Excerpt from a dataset
━━━━━━━━━━━━━━━━━━━━━━━━━━━━━━
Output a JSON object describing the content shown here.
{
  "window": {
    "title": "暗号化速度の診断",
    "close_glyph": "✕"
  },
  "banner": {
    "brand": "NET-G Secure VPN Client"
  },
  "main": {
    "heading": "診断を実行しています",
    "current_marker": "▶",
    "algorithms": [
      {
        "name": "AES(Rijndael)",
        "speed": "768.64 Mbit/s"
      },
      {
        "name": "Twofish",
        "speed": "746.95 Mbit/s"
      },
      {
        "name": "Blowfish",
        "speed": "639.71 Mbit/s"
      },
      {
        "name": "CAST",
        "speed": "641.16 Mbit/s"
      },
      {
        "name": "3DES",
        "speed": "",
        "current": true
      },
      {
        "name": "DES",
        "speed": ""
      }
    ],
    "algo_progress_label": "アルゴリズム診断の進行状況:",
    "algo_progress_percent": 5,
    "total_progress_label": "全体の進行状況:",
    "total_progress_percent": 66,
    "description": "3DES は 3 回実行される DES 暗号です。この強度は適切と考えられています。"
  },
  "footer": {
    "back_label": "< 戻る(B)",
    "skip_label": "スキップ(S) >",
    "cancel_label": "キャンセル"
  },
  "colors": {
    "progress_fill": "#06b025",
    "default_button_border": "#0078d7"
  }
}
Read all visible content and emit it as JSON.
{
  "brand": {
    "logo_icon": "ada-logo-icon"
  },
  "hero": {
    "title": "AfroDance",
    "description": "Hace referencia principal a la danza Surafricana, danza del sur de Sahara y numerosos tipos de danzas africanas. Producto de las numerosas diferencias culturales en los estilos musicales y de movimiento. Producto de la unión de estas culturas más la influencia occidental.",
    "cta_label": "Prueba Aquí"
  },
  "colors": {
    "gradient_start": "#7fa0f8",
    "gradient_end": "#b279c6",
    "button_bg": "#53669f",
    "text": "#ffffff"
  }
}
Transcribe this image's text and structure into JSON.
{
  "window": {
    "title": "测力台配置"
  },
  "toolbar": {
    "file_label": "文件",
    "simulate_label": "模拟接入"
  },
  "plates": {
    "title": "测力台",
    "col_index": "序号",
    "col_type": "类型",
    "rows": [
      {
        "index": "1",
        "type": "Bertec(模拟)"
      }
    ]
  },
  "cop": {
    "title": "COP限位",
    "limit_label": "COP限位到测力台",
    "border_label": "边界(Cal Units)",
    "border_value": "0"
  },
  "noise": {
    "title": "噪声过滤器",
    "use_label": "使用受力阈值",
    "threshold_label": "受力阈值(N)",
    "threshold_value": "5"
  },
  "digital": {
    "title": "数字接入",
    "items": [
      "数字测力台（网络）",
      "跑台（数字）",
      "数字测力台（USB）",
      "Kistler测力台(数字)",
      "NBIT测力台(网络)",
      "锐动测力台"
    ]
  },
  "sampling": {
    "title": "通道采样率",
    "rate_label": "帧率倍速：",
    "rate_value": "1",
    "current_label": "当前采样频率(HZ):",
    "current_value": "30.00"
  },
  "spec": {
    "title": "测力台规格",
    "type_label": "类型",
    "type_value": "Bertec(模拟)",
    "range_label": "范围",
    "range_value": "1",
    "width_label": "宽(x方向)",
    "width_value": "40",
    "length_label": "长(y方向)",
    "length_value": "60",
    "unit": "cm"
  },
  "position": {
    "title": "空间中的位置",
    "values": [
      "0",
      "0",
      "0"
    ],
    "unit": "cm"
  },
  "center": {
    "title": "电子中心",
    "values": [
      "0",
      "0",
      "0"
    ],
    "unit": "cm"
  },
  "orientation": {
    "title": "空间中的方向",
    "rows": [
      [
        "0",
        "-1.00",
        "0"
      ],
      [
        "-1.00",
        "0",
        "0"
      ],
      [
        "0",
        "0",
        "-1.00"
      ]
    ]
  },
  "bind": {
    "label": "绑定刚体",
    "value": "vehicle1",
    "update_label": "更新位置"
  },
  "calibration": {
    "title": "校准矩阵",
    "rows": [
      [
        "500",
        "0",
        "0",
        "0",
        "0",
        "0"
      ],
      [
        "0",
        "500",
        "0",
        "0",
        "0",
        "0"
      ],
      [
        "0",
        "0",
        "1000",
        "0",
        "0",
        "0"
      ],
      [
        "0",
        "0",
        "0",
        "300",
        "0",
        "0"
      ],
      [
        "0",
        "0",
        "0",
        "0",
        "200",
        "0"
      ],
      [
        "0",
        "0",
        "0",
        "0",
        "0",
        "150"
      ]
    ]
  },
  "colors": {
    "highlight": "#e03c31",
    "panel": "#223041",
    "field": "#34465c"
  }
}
━━━━━━━━━━━━━━━━━━━━━━━━━━━━━━
* Task objective *
Say, as a number only, how many lines of the data contain "Mbit".

* Answer to this exercise *
4